■ **Request**
Starting at the line that contains "Give me the JSON representation of this screenshot's text", copy each line through the end of the listing below. Include both ends and output nothing more.

■ **Rows**
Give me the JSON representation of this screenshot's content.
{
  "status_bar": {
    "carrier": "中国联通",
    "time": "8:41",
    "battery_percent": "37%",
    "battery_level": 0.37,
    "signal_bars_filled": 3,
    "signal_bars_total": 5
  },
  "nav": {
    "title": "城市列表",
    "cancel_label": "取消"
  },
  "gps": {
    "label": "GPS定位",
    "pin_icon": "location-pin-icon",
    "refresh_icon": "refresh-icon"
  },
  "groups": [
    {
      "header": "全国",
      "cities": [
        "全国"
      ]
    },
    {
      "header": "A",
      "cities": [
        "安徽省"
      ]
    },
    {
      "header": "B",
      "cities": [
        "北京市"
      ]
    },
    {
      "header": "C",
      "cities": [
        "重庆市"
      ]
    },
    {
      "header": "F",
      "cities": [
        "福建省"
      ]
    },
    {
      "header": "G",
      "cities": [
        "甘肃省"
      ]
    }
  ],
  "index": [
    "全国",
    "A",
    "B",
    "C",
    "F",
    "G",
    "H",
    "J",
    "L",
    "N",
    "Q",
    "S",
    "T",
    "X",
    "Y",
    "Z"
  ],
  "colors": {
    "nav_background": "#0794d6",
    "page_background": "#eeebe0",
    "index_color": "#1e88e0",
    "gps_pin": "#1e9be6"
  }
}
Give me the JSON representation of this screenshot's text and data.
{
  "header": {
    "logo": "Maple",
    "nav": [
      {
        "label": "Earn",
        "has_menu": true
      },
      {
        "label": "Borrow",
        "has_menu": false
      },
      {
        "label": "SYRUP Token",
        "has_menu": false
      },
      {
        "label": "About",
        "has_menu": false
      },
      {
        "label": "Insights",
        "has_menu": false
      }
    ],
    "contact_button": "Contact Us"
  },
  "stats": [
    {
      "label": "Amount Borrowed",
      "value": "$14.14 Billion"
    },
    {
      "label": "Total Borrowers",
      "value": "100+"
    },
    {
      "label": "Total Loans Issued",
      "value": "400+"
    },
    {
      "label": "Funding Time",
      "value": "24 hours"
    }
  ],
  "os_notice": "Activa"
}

■ **Result of the task**
Give me the JSON representation of this screenshot's text and data.
{
  "header": {
    "logo": "Maple",
    "nav": [
      {
        "label": "Earn",
        "has_menu": true
      },
      {
        "label": "Borrow",
        "has_menu": false
      },
      {
        "label": "SYRUP Token",
        "has_menu": false
      },
      {
        "label": "About",
        "has_menu": false
      },
      {
        "label": "Insights",
        "has_menu": false
      }
    ],
    "contact_button": "Contact Us"
  },
  "stats": [
    {
      "label": "Amount Borrowed",
      "value": "$14.14 Billion"
    },
    {
      "label": "Total Borrowers",
      "value": "100+"
    },
    {
      "label": "Total Loans Issued",
      "value": "400+"
    },
    {
      "label": "Funding Time",
      "value": "24 hours"
    }
  ],
  "os_notice": "Activa"
}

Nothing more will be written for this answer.